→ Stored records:
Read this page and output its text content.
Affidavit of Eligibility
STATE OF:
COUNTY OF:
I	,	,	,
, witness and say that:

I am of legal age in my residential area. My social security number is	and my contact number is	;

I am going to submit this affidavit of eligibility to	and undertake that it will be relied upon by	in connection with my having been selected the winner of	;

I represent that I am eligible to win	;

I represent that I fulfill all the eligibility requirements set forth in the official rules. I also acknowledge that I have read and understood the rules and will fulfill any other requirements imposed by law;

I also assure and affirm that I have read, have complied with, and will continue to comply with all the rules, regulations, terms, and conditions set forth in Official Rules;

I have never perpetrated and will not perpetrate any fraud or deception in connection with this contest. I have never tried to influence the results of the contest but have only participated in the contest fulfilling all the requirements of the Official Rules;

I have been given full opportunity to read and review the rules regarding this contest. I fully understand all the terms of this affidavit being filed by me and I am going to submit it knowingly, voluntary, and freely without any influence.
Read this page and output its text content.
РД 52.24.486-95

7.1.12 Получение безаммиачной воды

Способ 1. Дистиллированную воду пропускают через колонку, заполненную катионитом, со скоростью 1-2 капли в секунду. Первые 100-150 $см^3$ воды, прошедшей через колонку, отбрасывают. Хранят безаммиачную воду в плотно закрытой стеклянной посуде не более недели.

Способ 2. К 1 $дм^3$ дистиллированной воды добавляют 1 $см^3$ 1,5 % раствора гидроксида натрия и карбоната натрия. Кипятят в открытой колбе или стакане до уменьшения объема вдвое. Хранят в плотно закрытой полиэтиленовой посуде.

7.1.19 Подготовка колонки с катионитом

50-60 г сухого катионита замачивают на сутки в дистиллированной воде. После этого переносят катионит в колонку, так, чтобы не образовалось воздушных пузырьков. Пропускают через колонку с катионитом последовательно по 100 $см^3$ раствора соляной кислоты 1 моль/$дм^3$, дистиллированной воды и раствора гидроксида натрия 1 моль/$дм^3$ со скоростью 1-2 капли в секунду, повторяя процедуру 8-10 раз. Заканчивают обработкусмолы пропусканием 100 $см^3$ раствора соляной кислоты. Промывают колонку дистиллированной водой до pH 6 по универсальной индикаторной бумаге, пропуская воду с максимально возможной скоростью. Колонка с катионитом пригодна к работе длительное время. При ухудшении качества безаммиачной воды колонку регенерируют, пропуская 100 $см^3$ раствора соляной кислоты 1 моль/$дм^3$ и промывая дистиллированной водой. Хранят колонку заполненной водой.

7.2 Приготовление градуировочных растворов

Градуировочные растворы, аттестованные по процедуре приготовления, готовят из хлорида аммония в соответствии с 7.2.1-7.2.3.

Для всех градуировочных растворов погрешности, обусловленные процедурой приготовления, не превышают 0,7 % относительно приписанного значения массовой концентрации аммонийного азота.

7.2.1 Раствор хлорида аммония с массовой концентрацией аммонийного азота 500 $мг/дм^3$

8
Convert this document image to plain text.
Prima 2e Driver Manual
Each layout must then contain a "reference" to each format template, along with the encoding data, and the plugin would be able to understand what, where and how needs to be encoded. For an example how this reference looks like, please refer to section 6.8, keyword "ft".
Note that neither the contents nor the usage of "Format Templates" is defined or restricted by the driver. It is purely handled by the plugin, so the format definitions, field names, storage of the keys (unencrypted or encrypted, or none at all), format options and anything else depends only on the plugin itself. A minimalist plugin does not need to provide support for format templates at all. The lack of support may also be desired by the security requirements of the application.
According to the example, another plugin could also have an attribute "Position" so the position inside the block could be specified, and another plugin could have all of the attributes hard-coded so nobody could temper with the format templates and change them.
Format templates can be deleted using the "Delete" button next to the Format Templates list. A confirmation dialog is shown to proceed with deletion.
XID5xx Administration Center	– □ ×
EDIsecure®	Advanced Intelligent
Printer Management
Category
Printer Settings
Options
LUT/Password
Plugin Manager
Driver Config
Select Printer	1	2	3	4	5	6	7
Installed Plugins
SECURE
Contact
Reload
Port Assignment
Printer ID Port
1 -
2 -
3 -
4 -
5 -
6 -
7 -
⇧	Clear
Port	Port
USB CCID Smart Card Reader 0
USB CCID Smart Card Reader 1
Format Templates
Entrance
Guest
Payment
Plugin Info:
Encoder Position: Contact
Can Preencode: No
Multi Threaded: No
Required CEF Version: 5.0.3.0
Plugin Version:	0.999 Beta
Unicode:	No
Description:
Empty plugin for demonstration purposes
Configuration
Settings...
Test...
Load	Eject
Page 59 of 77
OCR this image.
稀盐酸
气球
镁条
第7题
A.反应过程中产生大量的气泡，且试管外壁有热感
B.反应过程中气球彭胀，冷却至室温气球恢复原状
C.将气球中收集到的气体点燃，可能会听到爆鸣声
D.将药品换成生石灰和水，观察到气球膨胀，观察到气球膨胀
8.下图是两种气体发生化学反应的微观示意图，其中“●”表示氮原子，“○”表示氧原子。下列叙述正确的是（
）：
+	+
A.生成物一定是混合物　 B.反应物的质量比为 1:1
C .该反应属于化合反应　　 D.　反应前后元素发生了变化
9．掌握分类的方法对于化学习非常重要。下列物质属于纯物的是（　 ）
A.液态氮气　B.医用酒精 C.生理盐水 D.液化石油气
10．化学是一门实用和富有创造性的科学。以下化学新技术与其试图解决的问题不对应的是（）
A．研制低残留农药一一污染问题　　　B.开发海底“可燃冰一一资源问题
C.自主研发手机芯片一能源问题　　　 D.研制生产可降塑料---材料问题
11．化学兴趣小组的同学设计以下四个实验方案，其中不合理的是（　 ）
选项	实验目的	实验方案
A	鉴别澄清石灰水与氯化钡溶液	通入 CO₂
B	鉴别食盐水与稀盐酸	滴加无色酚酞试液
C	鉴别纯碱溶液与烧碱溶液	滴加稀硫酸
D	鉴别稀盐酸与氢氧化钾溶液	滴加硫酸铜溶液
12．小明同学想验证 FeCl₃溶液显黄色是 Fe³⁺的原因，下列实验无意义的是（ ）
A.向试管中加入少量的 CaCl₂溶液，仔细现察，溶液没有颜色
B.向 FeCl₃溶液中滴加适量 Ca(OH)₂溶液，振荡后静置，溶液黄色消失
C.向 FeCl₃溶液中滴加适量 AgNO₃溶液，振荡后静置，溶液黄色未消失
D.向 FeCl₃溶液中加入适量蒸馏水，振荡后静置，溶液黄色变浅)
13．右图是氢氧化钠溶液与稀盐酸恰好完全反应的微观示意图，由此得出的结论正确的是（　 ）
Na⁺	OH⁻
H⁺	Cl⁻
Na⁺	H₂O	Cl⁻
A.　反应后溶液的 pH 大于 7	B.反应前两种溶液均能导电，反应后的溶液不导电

→ Work to be completed: Copy the material above verbatim.

→ Result of this task:
Read this page and output its text content.
Affidavit of Eligibility
STATE OF:
COUNTY OF:
I	,	,	,
, witness and say that:

I am of legal age in my residential area. My social security number is	and my contact number is	;

I am going to submit this affidavit of eligibility to	and undertake that it will be relied upon by	in connection with my having been selected the winner of	;

I represent that I am eligible to win	;

I represent that I fulfill all the eligibility requirements set forth in the official rules. I also acknowledge that I have read and understood the rules and will fulfill any other requirements imposed by law;

I also assure and affirm that I have read, have complied with, and will continue to comply with all the rules, regulations, terms, and conditions set forth in Official Rules;

I have never perpetrated and will not perpetrate any fraud or deception in connection with this contest. I have never tried to influence the results of the contest but have only participated in the contest fulfilling all the requirements of the Official Rules;

I have been given full opportunity to read and review the rules regarding this contest. I fully understand all the terms of this affidavit being filed by me and I am going to submit it knowingly, voluntary, and freely without any influence.
Read this page and output its text content.
РД 52.24.486-95

7.1.12 Получение безаммиачной воды

Способ 1. Дистиллированную воду пропускают через колонку, заполненную катионитом, со скоростью 1-2 капли в секунду. Первые 100-150 $см^3$ воды, прошедшей через колонку, отбрасывают. Хранят безаммиачную воду в плотно закрытой стеклянной посуде не более недели.

Способ 2. К 1 $дм^3$ дистиллированной воды добавляют 1 $см^3$ 1,5 % раствора гидроксида натрия и карбоната натрия. Кипятят в открытой колбе или стакане до уменьшения объема вдвое. Хранят в плотно закрытой полиэтиленовой посуде.

7.1.19 Подготовка колонки с катионитом

50-60 г сухого катионита замачивают на сутки в дистиллированной воде. После этого переносят катионит в колонку, так, чтобы не образовалось воздушных пузырьков. Пропускают через колонку с катионитом последовательно по 100 $см^3$ раствора соляной кислоты 1 моль/$дм^3$, дистиллированной воды и раствора гидроксида натрия 1 моль/$дм^3$ со скоростью 1-2 капли в секунду, повторяя процедуру 8-10 раз. Заканчивают обработкусмолы пропусканием 100 $см^3$ раствора соляной кислоты. Промывают колонку дистиллированной водой до pH 6 по универсальной индикаторной бумаге, пропуская воду с максимально возможной скоростью. Колонка с катионитом пригодна к работе длительное время. При ухудшении качества безаммиачной воды колонку регенерируют, пропуская 100 $см^3$ раствора соляной кислоты 1 моль/$дм^3$ и промывая дистиллированной водой. Хранят колонку заполненной водой.

7.2 Приготовление градуировочных растворов

Градуировочные растворы, аттестованные по процедуре приготовления, готовят из хлорида аммония в соответствии с 7.2.1-7.2.3.

Для всех градуировочных растворов погрешности, обусловленные процедурой приготовления, не превышают 0,7 % относительно приписанного значения массовой концентрации аммонийного азота.

7.2.1 Раствор хлорида аммония с массовой концентрацией аммонийного азота 500 $мг/дм^3$

8
Convert this document image to plain text.
Prima 2e Driver Manual
Each layout must then contain a "reference" to each format template, along with the encoding data, and the plugin would be able to understand what, where and how needs to be encoded. For an example how this reference looks like, please refer to section 6.8, keyword "ft".
Note that neither the contents nor the usage of "Format Templates" is defined or restricted by the driver. It is purely handled by the plugin, so the format definitions, field names, storage of the keys (unencrypted or encrypted, or none at all), format options and anything else depends only on the plugin itself. A minimalist plugin does not need to provide support for format templates at all. The lack of support may also be desired by the security requirements of the application.
According to the example, another plugin could also have an attribute "Position" so the position inside the block could be specified, and another plugin could have all of the attributes hard-coded so nobody could temper with the format templates and change them.
Format templates can be deleted using the "Delete" button next to the Format Templates list. A confirmation dialog is shown to proceed with deletion.
XID5xx Administration Center	– □ ×
EDIsecure®	Advanced Intelligent
Printer Management
Category
Printer Settings
Options
LUT/Password
Plugin Manager
Driver Config
Select Printer	1	2	3	4	5	6	7
Installed Plugins
SECURE
Contact
Reload
Port Assignment
Printer ID Port
1 -
2 -
3 -
4 -
5 -
6 -
7 -
⇧	Clear
Port	Port
USB CCID Smart Card Reader 0
USB CCID Smart Card Reader 1
Format Templates
Entrance
Guest
Payment
Plugin Info:
Encoder Position: Contact
Can Preencode: No
Multi Threaded: No
Required CEF Version: 5.0.3.0
Plugin Version:	0.999 Beta
Unicode:	No
Description:
Empty plugin for demonstration purposes
Configuration
Settings...
Test...
Load	Eject
Page 59 of 77
OCR this image.
稀盐酸
气球
镁条
第7题
A.反应过程中产生大量的气泡，且试管外壁有热感
B.反应过程中气球彭胀，冷却至室温气球恢复原状
C.将气球中收集到的气体点燃，可能会听到爆鸣声
D.将药品换成生石灰和水，观察到气球膨胀，观察到气球膨胀
8.下图是两种气体发生化学反应的微观示意图，其中“●”表示氮原子，“○”表示氧原子。下列叙述正确的是（
）：
+	+
A.生成物一定是混合物　 B.反应物的质量比为 1:1
C .该反应属于化合反应　　 D.　反应前后元素发生了变化
9．掌握分类的方法对于化学习非常重要。下列物质属于纯物的是（　 ）
A.液态氮气　B.医用酒精 C.生理盐水 D.液化石油气
10．化学是一门实用和富有创造性的科学。以下化学新技术与其试图解决的问题不对应的是（）
A．研制低残留农药一一污染问题　　　B.开发海底“可燃冰一一资源问题
C.自主研发手机芯片一能源问题　　　 D.研制生产可降塑料---材料问题
11．化学兴趣小组的同学设计以下四个实验方案，其中不合理的是（　 ）
选项	实验目的	实验方案
A	鉴别澄清石灰水与氯化钡溶液	通入 CO₂
B	鉴别食盐水与稀盐酸	滴加无色酚酞试液
C	鉴别纯碱溶液与烧碱溶液	滴加稀硫酸
D	鉴别稀盐酸与氢氧化钾溶液	滴加硫酸铜溶液
12．小明同学想验证 FeCl₃溶液显黄色是 Fe³⁺的原因，下列实验无意义的是（ ）
A.向试管中加入少量的 CaCl₂溶液，仔细现察，溶液没有颜色
B.向 FeCl₃溶液中滴加适量 Ca(OH)₂溶液，振荡后静置，溶液黄色消失
C.向 FeCl₃溶液中滴加适量 AgNO₃溶液，振荡后静置，溶液黄色未消失
D.向 FeCl₃溶液中加入适量蒸馏水，振荡后静置，溶液黄色变浅)
13．右图是氢氧化钠溶液与稀盐酸恰好完全反应的微观示意图，由此得出的结论正确的是（　 ）
Na⁺	OH⁻
H⁺	Cl⁻
Na⁺	H₂O	Cl⁻
A.　反应后溶液的 pH 大于 7	B.反应前两种溶液均能导电，反应后的溶液不导电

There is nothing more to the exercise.